* _YOUR GOAL_
Transcribe every line of the records verbatim.

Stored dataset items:
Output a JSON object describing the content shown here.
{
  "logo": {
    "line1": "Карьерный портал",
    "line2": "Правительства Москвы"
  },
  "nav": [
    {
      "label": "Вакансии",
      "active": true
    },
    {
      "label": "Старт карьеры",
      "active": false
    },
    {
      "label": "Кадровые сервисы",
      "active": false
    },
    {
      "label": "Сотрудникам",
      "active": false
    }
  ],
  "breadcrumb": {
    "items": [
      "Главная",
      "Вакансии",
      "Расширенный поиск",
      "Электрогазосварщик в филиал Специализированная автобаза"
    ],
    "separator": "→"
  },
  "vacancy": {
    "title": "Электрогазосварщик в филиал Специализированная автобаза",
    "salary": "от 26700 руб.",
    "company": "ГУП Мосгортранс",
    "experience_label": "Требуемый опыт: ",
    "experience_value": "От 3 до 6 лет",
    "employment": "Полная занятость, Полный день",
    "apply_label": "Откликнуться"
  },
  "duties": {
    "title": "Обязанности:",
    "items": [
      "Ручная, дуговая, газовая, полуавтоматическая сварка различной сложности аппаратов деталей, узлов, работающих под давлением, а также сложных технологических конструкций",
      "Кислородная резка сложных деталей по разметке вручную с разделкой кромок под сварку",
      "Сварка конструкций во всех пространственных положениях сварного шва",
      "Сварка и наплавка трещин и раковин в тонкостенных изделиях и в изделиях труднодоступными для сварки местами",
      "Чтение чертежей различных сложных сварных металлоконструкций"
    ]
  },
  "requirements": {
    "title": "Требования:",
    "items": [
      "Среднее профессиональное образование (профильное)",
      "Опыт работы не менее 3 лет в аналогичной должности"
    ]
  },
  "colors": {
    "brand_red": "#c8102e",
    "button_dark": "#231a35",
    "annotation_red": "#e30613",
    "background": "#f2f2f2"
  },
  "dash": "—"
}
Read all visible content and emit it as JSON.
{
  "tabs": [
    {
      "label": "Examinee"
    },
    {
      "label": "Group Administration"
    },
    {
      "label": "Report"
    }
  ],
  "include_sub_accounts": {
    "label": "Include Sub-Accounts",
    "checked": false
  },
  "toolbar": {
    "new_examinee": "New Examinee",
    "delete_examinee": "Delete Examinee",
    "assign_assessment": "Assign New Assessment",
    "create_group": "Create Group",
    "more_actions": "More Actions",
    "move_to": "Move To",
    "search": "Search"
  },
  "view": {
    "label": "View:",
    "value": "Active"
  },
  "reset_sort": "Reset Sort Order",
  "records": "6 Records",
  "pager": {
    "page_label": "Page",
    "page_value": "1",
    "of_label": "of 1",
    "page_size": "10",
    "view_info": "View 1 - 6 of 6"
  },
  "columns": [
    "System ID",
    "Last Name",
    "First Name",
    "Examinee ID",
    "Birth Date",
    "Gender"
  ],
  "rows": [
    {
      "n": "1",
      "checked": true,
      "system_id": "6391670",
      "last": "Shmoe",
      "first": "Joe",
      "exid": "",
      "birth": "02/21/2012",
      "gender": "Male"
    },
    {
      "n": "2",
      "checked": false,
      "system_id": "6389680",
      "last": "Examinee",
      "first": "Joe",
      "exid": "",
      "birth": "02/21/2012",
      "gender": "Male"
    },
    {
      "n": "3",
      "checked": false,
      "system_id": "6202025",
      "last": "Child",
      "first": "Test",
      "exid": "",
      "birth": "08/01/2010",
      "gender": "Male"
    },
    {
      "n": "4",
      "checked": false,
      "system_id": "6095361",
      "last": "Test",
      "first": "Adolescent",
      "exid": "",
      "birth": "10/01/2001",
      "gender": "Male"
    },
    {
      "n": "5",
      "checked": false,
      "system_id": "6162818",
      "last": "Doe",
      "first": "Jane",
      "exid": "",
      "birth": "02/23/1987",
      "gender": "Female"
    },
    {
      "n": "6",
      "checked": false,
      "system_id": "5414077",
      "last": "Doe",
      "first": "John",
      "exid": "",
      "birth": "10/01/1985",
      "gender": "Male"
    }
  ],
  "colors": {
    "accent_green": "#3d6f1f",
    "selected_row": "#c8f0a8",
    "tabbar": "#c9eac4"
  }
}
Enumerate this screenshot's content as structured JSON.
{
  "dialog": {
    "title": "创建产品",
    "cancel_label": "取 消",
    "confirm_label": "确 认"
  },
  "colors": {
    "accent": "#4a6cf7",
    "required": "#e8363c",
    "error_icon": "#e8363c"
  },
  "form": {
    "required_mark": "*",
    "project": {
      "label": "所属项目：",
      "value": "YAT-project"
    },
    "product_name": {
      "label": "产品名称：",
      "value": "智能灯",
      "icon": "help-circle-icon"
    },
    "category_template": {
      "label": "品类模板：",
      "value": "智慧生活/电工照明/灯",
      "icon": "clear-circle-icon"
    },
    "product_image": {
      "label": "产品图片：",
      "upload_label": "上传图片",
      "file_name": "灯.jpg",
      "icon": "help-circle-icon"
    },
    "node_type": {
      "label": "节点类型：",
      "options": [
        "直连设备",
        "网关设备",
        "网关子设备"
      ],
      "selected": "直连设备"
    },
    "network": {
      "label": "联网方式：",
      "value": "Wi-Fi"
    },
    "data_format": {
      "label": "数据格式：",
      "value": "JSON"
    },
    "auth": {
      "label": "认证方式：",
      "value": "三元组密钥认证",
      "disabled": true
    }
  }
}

* _WRITTEN RESPONSE_
Output a JSON object describing the content shown here.
{
  "logo": {
    "line1": "Карьерный портал",
    "line2": "Правительства Москвы"
  },
  "nav": [
    {
      "label": "Вакансии",
      "active": true
    },
    {
      "label": "Старт карьеры",
      "active": false
    },
    {
      "label": "Кадровые сервисы",
      "active": false
    },
    {
      "label": "Сотрудникам",
      "active": false
    }
  ],
  "breadcrumb": {
    "items": [
      "Главная",
      "Вакансии",
      "Расширенный поиск",
      "Электрогазосварщик в филиал Специализированная автобаза"
    ],
    "separator": "→"
  },
  "vacancy": {
    "title": "Электрогазосварщик в филиал Специализированная автобаза",
    "salary": "от 26700 руб.",
    "company": "ГУП Мосгортранс",
    "experience_label": "Требуемый опыт: ",
    "experience_value": "От 3 до 6 лет",
    "employment": "Полная занятость, Полный день",
    "apply_label": "Откликнуться"
  },
  "duties": {
    "title": "Обязанности:",
    "items": [
      "Ручная, дуговая, газовая, полуавтоматическая сварка различной сложности аппаратов деталей, узлов, работающих под давлением, а также сложных технологических конструкций",
      "Кислородная резка сложных деталей по разметке вручную с разделкой кромок под сварку",
      "Сварка конструкций во всех пространственных положениях сварного шва",
      "Сварка и наплавка трещин и раковин в тонкостенных изделиях и в изделиях труднодоступными для сварки местами",
      "Чтение чертежей различных сложных сварных металлоконструкций"
    ]
  },
  "requirements": {
    "title": "Требования:",
    "items": [
      "Среднее профессиональное образование (профильное)",
      "Опыт работы не менее 3 лет в аналогичной должности"
    ]
  },
  "colors": {
    "brand_red": "#c8102e",
    "button_dark": "#231a35",
    "annotation_red": "#e30613",
    "background": "#f2f2f2"
  },
  "dash": "—"
}
Read all visible content and emit it as JSON.
{
  "tabs": [
    {
      "label": "Examinee"
    },
    {
      "label": "Group Administration"
    },
    {
      "label": "Report"
    }
  ],
  "include_sub_accounts": {
    "label": "Include Sub-Accounts",
    "checked": false
  },
  "toolbar": {
    "new_examinee": "New Examinee",
    "delete_examinee": "Delete Examinee",
    "assign_assessment": "Assign New Assessment",
    "create_group": "Create Group",
    "more_actions": "More Actions",
    "move_to": "Move To",
    "search": "Search"
  },
  "view": {
    "label": "View:",
    "value": "Active"
  },
  "reset_sort": "Reset Sort Order",
  "records": "6 Records",
  "pager": {
    "page_label": "Page",
    "page_value": "1",
    "of_label": "of 1",
    "page_size": "10",
    "view_info": "View 1 - 6 of 6"
  },
  "columns": [
    "System ID",
    "Last Name",
    "First Name",
    "Examinee ID",
    "Birth Date",
    "Gender"
  ],
  "rows": [
    {
      "n": "1",
      "checked": true,
      "system_id": "6391670",
      "last": "Shmoe",
      "first": "Joe",
      "exid": "",
      "birth": "02/21/2012",
      "gender": "Male"
    },
    {
      "n": "2",
      "checked": false,
      "system_id": "6389680",
      "last": "Examinee",
      "first": "Joe",
      "exid": "",
      "birth": "02/21/2012",
      "gender": "Male"
    },
    {
      "n": "3",
      "checked": false,
      "system_id": "6202025",
      "last": "Child",
      "first": "Test",
      "exid": "",
      "birth": "08/01/2010",
      "gender": "Male"
    },
    {
      "n": "4",
      "checked": false,
      "system_id": "6095361",
      "last": "Test",
      "first": "Adolescent",
      "exid": "",
      "birth": "10/01/2001",
      "gender": "Male"
    },
    {
      "n": "5",
      "checked": false,
      "system_id": "6162818",
      "last": "Doe",
      "first": "Jane",
      "exid": "",
      "birth": "02/23/1987",
      "gender": "Female"
    },
    {
      "n": "6",
      "checked": false,
      "system_id": "5414077",
      "last": "Doe",
      "first": "John",
      "exid": "",
      "birth": "10/01/1985",
      "gender": "Male"
    }
  ],
  "colors": {
    "accent_green": "#3d6f1f",
    "selected_row": "#c8f0a8",
    "tabbar": "#c9eac4"
  }
}
Enumerate this screenshot's content as structured JSON.
{
  "dialog": {
    "title": "创建产品",
    "cancel_label": "取 消",
    "confirm_label": "确 认"
  },
  "colors": {
    "accent": "#4a6cf7",
    "required": "#e8363c",
    "error_icon": "#e8363c"
  },
  "form": {
    "required_mark": "*",
    "project": {
      "label": "所属项目：",
      "value": "YAT-project"
    },
    "product_name": {
      "label": "产品名称：",
      "value": "智能灯",
      "icon": "help-circle-icon"
    },
    "category_template": {
      "label": "品类模板：",
      "value": "智慧生活/电工照明/灯",
      "icon": "clear-circle-icon"
    },
    "product_image": {
      "label": "产品图片：",
      "upload_label": "上传图片",
      "file_name": "灯.jpg",
      "icon": "help-circle-icon"
    },
    "node_type": {
      "label": "节点类型：",
      "options": [
        "直连设备",
        "网关设备",
        "网关子设备"
      ],
      "selected": "直连设备"
    },
    "network": {
      "label": "联网方式：",
      "value": "Wi-Fi"
    },
    "data_format": {
      "label": "数据格式：",
      "value": "JSON"
    },
    "auth": {
      "label": "认证方式：",
      "value": "三元组密钥认证",
      "disabled": true
    }
  }
}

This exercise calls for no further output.